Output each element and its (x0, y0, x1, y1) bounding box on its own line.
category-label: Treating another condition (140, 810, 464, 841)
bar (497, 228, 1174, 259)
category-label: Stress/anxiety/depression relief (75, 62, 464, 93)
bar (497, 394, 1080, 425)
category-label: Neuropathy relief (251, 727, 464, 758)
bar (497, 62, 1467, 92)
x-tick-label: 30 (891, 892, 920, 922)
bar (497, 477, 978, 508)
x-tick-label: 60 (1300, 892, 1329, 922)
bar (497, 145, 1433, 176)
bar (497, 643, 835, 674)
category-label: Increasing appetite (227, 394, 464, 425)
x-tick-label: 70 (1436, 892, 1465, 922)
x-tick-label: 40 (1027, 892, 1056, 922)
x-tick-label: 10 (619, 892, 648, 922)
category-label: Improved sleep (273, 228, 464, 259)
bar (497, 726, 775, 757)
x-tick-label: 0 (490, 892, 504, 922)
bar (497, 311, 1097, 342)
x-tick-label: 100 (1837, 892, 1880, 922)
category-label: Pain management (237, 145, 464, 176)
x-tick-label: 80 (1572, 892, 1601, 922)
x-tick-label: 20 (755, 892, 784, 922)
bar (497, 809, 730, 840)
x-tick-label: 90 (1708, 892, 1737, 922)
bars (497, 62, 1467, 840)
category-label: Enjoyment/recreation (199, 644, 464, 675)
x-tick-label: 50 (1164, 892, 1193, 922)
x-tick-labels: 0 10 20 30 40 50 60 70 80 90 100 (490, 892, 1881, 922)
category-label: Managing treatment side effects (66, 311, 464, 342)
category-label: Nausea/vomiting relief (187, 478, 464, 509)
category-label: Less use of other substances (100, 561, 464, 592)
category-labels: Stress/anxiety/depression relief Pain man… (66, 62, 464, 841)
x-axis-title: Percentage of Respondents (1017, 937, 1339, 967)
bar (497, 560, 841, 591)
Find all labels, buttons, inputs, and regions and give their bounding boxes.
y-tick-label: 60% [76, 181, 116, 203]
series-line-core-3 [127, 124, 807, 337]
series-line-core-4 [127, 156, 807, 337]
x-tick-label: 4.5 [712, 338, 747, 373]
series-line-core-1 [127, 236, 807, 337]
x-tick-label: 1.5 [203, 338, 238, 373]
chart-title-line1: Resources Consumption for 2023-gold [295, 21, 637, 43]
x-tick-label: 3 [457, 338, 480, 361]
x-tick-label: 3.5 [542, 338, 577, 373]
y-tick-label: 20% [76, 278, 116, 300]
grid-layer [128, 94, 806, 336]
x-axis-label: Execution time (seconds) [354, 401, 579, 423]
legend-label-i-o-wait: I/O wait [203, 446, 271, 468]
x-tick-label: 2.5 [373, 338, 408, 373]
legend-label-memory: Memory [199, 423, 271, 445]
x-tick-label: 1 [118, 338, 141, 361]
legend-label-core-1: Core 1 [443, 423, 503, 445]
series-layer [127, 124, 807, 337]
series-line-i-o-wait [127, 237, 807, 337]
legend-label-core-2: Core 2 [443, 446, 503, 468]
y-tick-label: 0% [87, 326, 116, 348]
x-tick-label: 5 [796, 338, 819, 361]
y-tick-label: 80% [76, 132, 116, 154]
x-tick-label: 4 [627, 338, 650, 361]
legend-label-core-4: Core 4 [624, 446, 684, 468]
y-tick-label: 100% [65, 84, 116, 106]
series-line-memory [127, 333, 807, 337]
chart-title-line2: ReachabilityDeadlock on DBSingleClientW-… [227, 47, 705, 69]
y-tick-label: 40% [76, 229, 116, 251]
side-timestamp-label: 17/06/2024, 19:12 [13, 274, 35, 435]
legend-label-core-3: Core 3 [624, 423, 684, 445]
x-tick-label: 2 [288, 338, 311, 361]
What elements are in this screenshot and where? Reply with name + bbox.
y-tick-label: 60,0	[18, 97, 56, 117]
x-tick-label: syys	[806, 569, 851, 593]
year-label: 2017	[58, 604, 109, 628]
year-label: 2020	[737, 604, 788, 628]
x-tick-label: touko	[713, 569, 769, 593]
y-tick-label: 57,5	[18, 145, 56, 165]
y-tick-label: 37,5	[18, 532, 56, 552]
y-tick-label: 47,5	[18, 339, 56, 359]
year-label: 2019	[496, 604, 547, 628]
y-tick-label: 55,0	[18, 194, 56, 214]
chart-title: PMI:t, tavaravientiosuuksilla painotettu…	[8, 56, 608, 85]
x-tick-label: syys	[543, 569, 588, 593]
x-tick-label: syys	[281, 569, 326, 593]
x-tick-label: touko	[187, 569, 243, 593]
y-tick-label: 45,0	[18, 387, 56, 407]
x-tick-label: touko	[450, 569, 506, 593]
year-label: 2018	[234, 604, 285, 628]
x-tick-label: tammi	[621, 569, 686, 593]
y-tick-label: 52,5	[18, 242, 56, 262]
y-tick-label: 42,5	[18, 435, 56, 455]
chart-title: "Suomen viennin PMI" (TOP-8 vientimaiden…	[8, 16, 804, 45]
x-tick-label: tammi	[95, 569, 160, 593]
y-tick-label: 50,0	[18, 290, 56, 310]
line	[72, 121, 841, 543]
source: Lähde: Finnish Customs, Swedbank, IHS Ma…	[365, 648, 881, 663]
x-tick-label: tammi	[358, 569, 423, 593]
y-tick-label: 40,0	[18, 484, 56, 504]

### [Exercise requirements]
How many lines in the records contain the string "relief"? Reply with the number alone.

### [Answer below]
4